Swap "enlarged" for "magnified" in the items, starting with the line with "Patent image size: (842, 388)." and going on through the line with "The second face 44 is at (555, 196).". Give back only those lines, with everything else unchanged.

─── SUPPLIED RECORDS

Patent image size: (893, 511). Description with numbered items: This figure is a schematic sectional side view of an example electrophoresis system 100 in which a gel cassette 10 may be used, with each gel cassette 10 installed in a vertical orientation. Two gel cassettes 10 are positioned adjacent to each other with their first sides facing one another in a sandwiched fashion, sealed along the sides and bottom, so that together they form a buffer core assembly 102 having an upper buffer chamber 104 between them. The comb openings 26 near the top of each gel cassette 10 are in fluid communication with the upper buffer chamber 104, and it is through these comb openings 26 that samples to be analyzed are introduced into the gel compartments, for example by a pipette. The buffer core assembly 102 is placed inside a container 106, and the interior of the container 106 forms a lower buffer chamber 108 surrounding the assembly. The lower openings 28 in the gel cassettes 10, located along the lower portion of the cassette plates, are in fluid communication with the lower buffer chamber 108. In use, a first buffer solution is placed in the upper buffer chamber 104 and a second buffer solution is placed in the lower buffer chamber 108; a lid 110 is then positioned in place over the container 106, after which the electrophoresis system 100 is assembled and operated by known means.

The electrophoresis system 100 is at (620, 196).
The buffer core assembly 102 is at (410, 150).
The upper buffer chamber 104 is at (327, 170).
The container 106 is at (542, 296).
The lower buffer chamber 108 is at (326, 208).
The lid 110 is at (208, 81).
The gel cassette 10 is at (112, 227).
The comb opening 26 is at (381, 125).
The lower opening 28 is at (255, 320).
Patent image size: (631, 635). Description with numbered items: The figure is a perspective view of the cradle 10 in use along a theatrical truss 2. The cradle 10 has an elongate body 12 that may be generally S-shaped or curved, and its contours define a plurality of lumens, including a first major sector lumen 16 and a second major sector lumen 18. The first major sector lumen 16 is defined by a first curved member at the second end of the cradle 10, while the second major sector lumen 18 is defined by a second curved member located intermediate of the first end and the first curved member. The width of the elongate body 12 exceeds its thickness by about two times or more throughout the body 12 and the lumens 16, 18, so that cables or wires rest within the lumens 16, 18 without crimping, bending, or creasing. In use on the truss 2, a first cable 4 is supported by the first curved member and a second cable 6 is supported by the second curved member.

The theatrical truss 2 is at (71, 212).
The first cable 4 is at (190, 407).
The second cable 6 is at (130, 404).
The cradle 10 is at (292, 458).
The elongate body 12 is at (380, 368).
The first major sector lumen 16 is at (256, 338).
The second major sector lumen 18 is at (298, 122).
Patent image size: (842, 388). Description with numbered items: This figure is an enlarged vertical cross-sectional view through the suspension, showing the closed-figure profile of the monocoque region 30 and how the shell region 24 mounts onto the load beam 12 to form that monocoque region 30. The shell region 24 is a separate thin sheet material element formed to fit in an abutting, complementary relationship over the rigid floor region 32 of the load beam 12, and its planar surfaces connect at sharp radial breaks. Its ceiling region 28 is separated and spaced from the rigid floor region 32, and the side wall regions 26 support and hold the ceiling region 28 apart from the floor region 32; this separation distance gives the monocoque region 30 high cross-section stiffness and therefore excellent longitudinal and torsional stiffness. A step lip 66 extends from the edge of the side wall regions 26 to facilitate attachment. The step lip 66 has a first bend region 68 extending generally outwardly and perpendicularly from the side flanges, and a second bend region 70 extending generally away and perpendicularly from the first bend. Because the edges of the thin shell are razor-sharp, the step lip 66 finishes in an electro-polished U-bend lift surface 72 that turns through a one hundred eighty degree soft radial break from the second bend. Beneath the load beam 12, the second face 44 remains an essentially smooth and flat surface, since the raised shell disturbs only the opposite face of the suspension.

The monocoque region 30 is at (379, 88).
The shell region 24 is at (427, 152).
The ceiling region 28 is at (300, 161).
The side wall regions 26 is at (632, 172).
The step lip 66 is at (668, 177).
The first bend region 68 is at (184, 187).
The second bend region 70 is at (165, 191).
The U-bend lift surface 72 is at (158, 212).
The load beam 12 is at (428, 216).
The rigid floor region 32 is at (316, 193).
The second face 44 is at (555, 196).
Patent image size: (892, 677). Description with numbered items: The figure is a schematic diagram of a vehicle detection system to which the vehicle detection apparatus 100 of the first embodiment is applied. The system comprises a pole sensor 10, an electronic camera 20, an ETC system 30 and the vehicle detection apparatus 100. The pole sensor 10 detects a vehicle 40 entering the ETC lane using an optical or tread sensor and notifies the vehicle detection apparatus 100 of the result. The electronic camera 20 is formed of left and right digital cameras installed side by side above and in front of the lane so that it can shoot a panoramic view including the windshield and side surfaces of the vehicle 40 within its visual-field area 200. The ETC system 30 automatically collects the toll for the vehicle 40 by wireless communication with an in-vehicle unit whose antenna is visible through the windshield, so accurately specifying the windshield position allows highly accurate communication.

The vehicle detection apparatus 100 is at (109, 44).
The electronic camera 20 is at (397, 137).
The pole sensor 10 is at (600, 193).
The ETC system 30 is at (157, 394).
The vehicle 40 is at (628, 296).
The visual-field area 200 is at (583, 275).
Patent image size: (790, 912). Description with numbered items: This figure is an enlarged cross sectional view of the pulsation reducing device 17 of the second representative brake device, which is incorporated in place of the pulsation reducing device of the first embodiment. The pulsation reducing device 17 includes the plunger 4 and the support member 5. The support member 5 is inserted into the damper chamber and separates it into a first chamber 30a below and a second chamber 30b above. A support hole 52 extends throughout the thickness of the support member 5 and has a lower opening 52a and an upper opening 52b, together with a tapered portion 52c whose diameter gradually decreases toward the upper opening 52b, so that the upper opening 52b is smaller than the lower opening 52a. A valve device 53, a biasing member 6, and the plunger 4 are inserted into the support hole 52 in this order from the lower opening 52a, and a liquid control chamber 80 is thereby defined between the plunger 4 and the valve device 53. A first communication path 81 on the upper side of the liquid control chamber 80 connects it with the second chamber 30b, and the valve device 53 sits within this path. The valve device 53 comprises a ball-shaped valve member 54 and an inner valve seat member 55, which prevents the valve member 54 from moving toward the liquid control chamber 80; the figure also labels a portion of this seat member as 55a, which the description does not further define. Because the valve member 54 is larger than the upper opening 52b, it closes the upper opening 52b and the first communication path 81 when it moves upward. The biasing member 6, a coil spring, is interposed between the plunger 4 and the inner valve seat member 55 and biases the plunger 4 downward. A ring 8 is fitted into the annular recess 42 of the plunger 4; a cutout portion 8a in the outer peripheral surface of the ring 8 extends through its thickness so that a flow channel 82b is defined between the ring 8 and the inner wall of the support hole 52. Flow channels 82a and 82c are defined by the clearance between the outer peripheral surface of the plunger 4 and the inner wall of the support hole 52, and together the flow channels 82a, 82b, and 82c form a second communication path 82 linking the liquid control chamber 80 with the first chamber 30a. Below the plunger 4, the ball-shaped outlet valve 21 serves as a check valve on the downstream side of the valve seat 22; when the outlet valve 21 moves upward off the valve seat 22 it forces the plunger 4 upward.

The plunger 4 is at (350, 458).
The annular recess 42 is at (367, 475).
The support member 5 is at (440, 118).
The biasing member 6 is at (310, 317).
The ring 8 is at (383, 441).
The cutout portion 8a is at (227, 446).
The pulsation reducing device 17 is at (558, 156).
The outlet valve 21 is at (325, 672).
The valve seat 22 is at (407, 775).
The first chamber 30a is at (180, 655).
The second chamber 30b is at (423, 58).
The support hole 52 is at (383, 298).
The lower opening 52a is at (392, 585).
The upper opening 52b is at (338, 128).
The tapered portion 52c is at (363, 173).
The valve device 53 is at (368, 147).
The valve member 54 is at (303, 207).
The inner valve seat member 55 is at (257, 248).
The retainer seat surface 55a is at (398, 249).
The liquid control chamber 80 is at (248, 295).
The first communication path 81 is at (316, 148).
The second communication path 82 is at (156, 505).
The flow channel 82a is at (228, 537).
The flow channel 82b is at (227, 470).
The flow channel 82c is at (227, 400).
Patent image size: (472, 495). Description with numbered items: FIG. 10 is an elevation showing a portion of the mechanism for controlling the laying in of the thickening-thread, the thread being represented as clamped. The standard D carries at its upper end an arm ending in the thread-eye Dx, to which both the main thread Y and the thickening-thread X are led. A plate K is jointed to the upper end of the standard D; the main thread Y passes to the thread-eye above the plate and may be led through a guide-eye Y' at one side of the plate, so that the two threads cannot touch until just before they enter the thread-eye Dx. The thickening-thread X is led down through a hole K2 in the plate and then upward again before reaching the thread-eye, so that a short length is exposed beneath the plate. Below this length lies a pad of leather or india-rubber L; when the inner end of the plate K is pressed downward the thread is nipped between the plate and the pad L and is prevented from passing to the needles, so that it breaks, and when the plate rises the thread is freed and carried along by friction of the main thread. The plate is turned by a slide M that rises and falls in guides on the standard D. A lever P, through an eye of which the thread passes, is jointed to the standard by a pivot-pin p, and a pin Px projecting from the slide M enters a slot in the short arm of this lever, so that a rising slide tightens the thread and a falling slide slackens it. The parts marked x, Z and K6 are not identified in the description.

──────

**REPLY:**
Patent image size: (842, 388). Description with numbered items: This figure is an magnified vertical cross-sectional view through the suspension, showing the closed-figure profile of the monocoque region 30 and how the shell region 24 mounts onto the load beam 12 to form that monocoque region 30. The shell region 24 is a separate thin sheet material element formed to fit in an abutting, complementary relationship over the rigid floor region 32 of the load beam 12, and its planar surfaces connect at sharp radial breaks. Its ceiling region 28 is separated and spaced from the rigid floor region 32, and the side wall regions 26 support and hold the ceiling region 28 apart from the floor region 32; this separation distance gives the monocoque region 30 high cross-section stiffness and therefore excellent longitudinal and torsional stiffness. A step lip 66 extends from the edge of the side wall regions 26 to facilitate attachment. The step lip 66 has a first bend region 68 extending generally outwardly and perpendicularly from the side flanges, and a second bend region 70 extending generally away and perpendicularly from the first bend. Because the edges of the thin shell are razor-sharp, the step lip 66 finishes in an electro-polished U-bend lift surface 72 that turns through a one hundred eighty degree soft radial break from the second bend. Beneath the load beam 12, the second face 44 remains an essentially smooth and flat surface, since the raised shell disturbs only the opposite face of the suspension.

The monocoque region 30 is at (379, 88).
The shell region 24 is at (427, 152).
The ceiling region 28 is at (300, 161).
The side wall regions 26 is at (632, 172).
The step lip 66 is at (668, 177).
The first bend region 68 is at (184, 187).
The second bend region 70 is at (165, 191).
The U-bend lift surface 72 is at (158, 212).
The load beam 12 is at (428, 216).
The rigid floor region 32 is at (316, 193).
The second face 44 is at (555, 196).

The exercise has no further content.